■ **PROVIDED DATA**
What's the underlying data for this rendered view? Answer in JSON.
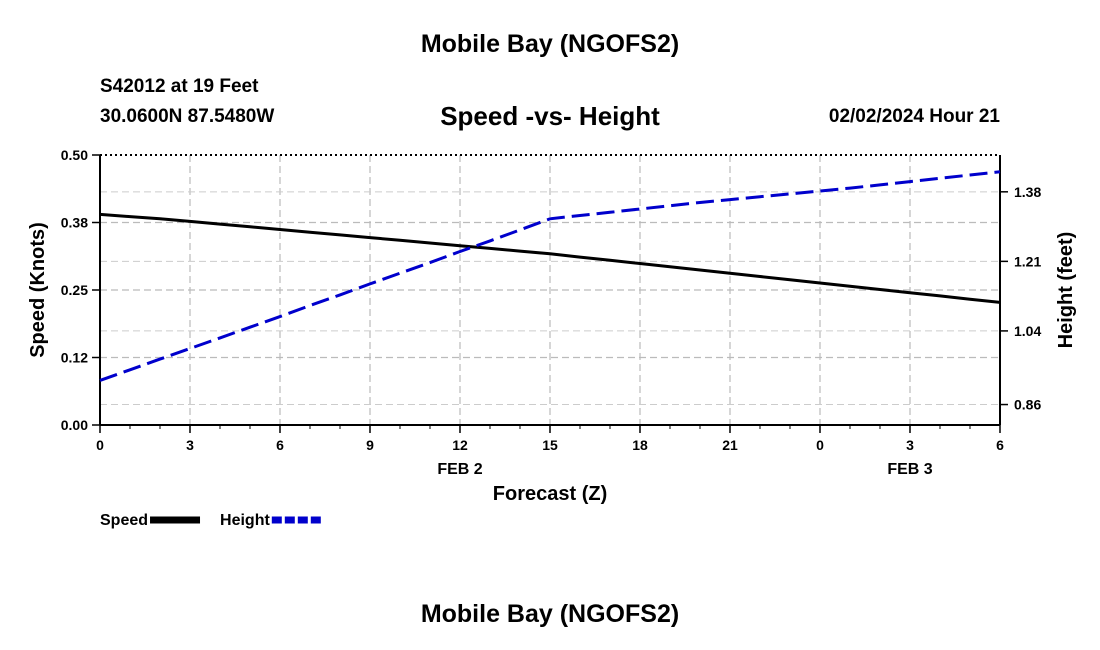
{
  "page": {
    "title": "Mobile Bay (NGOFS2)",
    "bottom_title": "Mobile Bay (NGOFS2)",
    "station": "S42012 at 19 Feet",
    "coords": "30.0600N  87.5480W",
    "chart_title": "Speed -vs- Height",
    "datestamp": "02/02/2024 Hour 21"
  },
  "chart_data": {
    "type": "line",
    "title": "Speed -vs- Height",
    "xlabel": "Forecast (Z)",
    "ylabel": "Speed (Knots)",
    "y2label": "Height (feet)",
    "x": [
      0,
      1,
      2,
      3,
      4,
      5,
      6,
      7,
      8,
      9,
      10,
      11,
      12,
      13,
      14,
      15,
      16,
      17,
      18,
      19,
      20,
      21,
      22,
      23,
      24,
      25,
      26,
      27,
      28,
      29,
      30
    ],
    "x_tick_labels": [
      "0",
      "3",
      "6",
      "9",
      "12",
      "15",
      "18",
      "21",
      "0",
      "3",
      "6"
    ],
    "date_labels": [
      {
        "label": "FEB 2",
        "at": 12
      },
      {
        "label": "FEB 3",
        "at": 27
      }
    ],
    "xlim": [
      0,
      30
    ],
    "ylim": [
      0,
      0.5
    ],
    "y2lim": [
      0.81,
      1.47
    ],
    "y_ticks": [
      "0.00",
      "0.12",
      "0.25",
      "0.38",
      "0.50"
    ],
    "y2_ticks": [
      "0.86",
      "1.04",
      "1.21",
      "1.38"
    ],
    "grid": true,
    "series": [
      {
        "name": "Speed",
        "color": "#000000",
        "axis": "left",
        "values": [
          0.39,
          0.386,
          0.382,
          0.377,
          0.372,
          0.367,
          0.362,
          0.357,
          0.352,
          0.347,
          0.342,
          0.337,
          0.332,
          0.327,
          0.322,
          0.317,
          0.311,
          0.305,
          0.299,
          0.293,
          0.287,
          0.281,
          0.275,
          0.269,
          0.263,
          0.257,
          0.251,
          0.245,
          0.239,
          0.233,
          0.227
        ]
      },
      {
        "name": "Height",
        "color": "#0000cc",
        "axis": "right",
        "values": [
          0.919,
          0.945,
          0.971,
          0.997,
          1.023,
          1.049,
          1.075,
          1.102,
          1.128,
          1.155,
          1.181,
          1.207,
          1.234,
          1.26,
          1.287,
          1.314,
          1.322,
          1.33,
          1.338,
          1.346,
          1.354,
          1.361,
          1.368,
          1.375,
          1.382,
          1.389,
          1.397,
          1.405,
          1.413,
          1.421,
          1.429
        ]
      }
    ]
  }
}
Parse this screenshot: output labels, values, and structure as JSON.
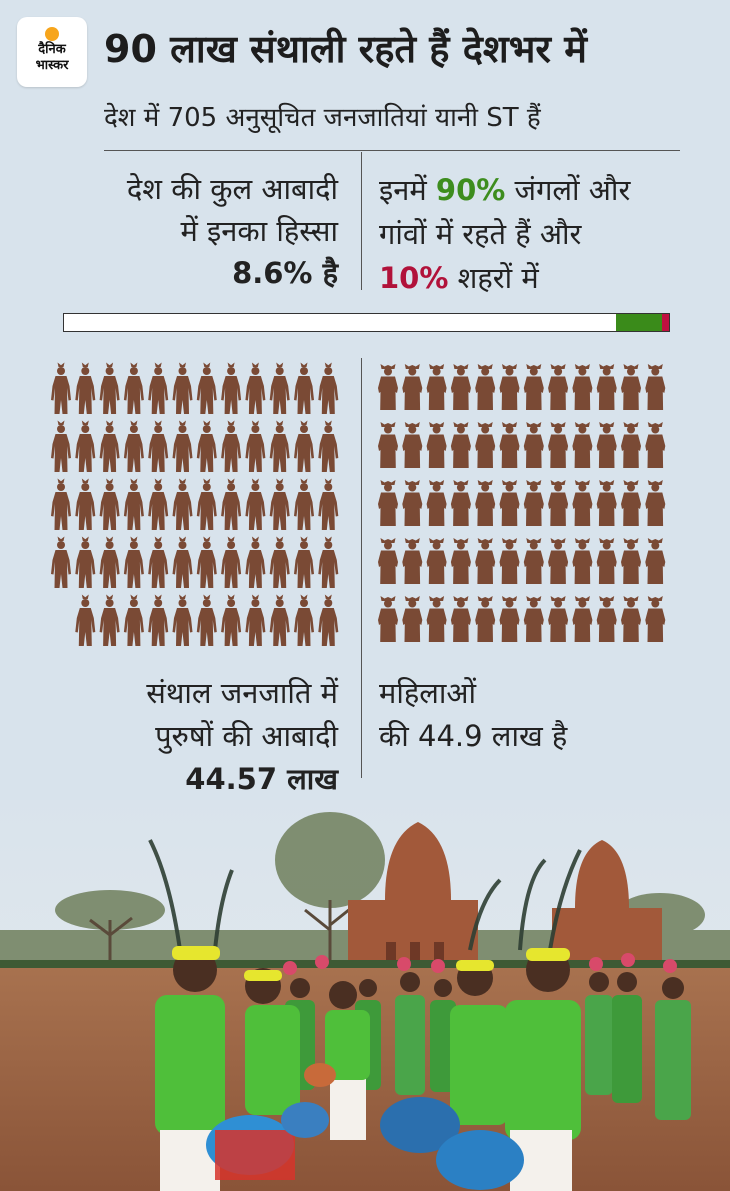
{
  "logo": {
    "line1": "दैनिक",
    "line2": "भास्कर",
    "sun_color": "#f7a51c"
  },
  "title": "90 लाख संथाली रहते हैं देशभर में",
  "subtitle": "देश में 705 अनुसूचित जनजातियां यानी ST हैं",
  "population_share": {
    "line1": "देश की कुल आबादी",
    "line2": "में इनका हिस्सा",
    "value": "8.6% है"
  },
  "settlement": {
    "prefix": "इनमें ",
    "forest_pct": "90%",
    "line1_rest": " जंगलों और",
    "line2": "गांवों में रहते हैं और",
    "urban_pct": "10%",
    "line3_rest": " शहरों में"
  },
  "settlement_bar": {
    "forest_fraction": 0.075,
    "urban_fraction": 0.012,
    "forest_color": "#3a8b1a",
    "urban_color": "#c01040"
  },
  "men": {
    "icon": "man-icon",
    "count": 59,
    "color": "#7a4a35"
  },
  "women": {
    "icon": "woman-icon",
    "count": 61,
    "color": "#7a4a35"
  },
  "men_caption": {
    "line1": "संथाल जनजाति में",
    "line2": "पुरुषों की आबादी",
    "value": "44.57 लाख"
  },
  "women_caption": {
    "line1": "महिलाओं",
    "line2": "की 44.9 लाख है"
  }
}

■ **EXERCISE INSTRUCTIONS**
Without including the pictures, return each record above exactly as it stands.

■ **RESULT FOR THIS EXERCISE**
What's the underlying data for this rendered view? Answer in JSON.
{
  "page": {
    "title": "Mobile Bay (NGOFS2)",
    "bottom_title": "Mobile Bay (NGOFS2)",
    "station": "S42012 at 19 Feet",
    "coords": "30.0600N  87.5480W",
    "chart_title": "Speed -vs- Height",
    "datestamp": "02/02/2024 Hour 21"
  },
  "chart_data": {
    "type": "line",
    "title": "Speed -vs- Height",
    "xlabel": "Forecast (Z)",
    "ylabel": "Speed (Knots)",
    "y2label": "Height (feet)",
    "x": [
      0,
      1,
      2,
      3,
      4,
      5,
      6,
      7,
      8,
      9,
      10,
      11,
      12,
      13,
      14,
      15,
      16,
      17,
      18,
      19,
      20,
      21,
      22,
      23,
      24,
      25,
      26,
      27,
      28,
      29,
      30
    ],
    "x_tick_labels": [
      "0",
      "3",
      "6",
      "9",
      "12",
      "15",
      "18",
      "21",
      "0",
      "3",
      "6"
    ],
    "date_labels": [
      {
        "label": "FEB 2",
        "at": 12
      },
      {
        "label": "FEB 3",
        "at": 27
      }
    ],
    "xlim": [
      0,
      30
    ],
    "ylim": [
      0,
      0.5
    ],
    "y2lim": [
      0.81,
      1.47
    ],
    "y_ticks": [
      "0.00",
      "0.12",
      "0.25",
      "0.38",
      "0.50"
    ],
    "y2_ticks": [
      "0.86",
      "1.04",
      "1.21",
      "1.38"
    ],
    "grid": true,
    "series": [
      {
        "name": "Speed",
        "color": "#000000",
        "axis": "left",
        "values": [
          0.39,
          0.386,
          0.382,
          0.377,
          0.372,
          0.367,
          0.362,
          0.357,
          0.352,
          0.347,
          0.342,
          0.337,
          0.332,
          0.327,
          0.322,
          0.317,
          0.311,
          0.305,
          0.299,
          0.293,
          0.287,
          0.281,
          0.275,
          0.269,
          0.263,
          0.257,
          0.251,
          0.245,
          0.239,
          0.233,
          0.227
        ]
      },
      {
        "name": "Height",
        "color": "#0000cc",
        "axis": "right",
        "values": [
          0.919,
          0.945,
          0.971,
          0.997,
          1.023,
          1.049,
          1.075,
          1.102,
          1.128,
          1.155,
          1.181,
          1.207,
          1.234,
          1.26,
          1.287,
          1.314,
          1.322,
          1.33,
          1.338,
          1.346,
          1.354,
          1.361,
          1.368,
          1.375,
          1.382,
          1.389,
          1.397,
          1.405,
          1.413,
          1.421,
          1.429
        ]
      }
    ]
  }
}
Parse this screenshot: output labels, values, and structure as JSON.
{
  "logo": {
    "line1": "दैनिक",
    "line2": "भास्कर",
    "sun_color": "#f7a51c"
  },
  "title": "90 लाख संथाली रहते हैं देशभर में",
  "subtitle": "देश में 705 अनुसूचित जनजातियां यानी ST हैं",
  "population_share": {
    "line1": "देश की कुल आबादी",
    "line2": "में इनका हिस्सा",
    "value": "8.6% है"
  },
  "settlement": {
    "prefix": "इनमें ",
    "forest_pct": "90%",
    "line1_rest": " जंगलों और",
    "line2": "गांवों में रहते हैं और",
    "urban_pct": "10%",
    "line3_rest": " शहरों में"
  },
  "settlement_bar": {
    "forest_fraction": 0.075,
    "urban_fraction": 0.012,
    "forest_color": "#3a8b1a",
    "urban_color": "#c01040"
  },
  "men": {
    "icon": "man-icon",
    "count": 59,
    "color": "#7a4a35"
  },
  "women": {
    "icon": "woman-icon",
    "count": 61,
    "color": "#7a4a35"
  },
  "men_caption": {
    "line1": "संथाल जनजाति में",
    "line2": "पुरुषों की आबादी",
    "value": "44.57 लाख"
  },
  "women_caption": {
    "line1": "महिलाओं",
    "line2": "की 44.9 लाख है"
  }
}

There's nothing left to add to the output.